DATASET RECORDS
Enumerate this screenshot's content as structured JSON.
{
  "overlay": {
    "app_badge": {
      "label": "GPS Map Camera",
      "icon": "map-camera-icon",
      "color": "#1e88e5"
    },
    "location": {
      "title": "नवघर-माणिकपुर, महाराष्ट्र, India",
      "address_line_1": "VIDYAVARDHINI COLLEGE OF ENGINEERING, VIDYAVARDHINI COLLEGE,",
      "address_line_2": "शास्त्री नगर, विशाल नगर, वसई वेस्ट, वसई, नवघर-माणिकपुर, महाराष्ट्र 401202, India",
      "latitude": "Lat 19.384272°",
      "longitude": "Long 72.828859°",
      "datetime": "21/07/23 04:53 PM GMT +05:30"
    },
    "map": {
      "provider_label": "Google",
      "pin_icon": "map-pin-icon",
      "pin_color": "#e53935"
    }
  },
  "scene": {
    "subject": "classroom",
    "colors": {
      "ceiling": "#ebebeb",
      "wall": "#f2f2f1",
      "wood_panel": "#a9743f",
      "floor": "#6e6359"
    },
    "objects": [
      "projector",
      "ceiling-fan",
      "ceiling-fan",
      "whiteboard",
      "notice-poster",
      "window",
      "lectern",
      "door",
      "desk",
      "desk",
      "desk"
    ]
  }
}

INSTRUCTIONS TO FOLLOW
Set down the entries above again, word for word.

FINISHED TASK
Enumerate this screenshot's content as structured JSON.
{
  "overlay": {
    "app_badge": {
      "label": "GPS Map Camera",
      "icon": "map-camera-icon",
      "color": "#1e88e5"
    },
    "location": {
      "title": "नवघर-माणिकपुर, महाराष्ट्र, India",
      "address_line_1": "VIDYAVARDHINI COLLEGE OF ENGINEERING, VIDYAVARDHINI COLLEGE,",
      "address_line_2": "शास्त्री नगर, विशाल नगर, वसई वेस्ट, वसई, नवघर-माणिकपुर, महाराष्ट्र 401202, India",
      "latitude": "Lat 19.384272°",
      "longitude": "Long 72.828859°",
      "datetime": "21/07/23 04:53 PM GMT +05:30"
    },
    "map": {
      "provider_label": "Google",
      "pin_icon": "map-pin-icon",
      "pin_color": "#e53935"
    }
  },
  "scene": {
    "subject": "classroom",
    "colors": {
      "ceiling": "#ebebeb",
      "wall": "#f2f2f1",
      "wood_panel": "#a9743f",
      "floor": "#6e6359"
    },
    "objects": [
      "projector",
      "ceiling-fan",
      "ceiling-fan",
      "whiteboard",
      "notice-poster",
      "window",
      "lectern",
      "door",
      "desk",
      "desk",
      "desk"
    ]
  }
}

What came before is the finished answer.